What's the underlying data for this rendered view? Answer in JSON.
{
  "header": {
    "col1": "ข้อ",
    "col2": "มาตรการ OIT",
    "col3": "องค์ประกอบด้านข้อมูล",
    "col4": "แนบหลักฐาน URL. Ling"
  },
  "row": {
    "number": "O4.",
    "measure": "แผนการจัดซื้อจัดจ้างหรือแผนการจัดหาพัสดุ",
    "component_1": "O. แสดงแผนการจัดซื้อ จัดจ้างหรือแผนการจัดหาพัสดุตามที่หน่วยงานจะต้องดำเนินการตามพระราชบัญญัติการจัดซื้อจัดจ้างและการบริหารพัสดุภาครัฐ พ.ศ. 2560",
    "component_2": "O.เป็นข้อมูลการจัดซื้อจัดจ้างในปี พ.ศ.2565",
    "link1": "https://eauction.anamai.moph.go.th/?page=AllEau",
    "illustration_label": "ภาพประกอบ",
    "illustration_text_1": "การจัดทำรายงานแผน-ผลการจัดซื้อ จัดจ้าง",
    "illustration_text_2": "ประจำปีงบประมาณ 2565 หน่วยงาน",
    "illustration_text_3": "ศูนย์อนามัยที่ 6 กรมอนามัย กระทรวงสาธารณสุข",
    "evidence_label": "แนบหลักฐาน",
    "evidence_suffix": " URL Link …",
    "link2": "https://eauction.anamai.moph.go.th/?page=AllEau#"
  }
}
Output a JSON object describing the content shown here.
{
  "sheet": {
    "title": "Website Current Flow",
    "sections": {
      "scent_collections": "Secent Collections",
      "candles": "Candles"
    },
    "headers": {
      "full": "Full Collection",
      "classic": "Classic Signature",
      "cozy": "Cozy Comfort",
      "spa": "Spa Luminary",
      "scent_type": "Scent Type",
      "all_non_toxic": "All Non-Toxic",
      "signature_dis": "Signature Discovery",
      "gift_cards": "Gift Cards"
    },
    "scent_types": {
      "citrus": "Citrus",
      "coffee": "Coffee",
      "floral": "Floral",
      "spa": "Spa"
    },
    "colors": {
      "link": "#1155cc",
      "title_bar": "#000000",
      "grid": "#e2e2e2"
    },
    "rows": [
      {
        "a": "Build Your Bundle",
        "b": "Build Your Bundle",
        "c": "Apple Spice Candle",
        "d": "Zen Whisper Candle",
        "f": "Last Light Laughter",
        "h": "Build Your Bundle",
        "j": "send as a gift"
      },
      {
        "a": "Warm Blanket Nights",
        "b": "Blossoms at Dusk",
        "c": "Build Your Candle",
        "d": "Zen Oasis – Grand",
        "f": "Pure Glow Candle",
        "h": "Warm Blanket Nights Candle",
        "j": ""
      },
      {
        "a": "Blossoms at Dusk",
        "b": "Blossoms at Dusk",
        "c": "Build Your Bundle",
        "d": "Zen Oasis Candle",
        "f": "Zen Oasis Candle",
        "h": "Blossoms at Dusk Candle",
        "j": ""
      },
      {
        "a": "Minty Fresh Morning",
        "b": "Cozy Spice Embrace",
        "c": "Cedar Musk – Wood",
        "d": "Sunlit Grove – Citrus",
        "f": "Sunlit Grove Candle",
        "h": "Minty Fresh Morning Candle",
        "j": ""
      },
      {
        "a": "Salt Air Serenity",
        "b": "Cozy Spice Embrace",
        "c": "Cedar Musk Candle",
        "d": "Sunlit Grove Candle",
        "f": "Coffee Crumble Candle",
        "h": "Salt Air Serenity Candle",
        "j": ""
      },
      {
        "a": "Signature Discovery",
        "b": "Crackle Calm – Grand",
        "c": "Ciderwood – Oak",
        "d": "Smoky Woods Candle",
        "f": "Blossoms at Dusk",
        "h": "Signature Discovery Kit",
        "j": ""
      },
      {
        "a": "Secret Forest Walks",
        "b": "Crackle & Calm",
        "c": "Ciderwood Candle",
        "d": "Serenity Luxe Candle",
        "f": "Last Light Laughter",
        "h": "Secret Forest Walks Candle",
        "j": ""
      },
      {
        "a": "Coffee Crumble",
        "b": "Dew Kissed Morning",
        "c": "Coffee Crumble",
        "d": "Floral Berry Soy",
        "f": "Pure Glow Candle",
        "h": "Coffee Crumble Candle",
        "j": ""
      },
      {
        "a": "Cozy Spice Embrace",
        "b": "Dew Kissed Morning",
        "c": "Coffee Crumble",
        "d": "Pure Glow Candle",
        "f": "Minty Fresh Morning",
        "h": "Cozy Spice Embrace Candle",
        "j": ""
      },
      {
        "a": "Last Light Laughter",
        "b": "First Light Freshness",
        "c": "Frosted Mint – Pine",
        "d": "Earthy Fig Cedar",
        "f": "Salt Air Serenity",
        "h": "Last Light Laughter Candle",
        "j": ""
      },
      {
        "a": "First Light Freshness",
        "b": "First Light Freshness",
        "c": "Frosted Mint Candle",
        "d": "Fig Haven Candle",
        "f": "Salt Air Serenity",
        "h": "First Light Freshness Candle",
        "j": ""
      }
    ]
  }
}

##############################

§ Required work
Look through the listing above. Pick out each line with "Minty" and copy it.

§ Solution
        "a": "Minty Fresh Morning",
        "h": "Minty Fresh Morning Candle",
        "f": "Minty Fresh Morning",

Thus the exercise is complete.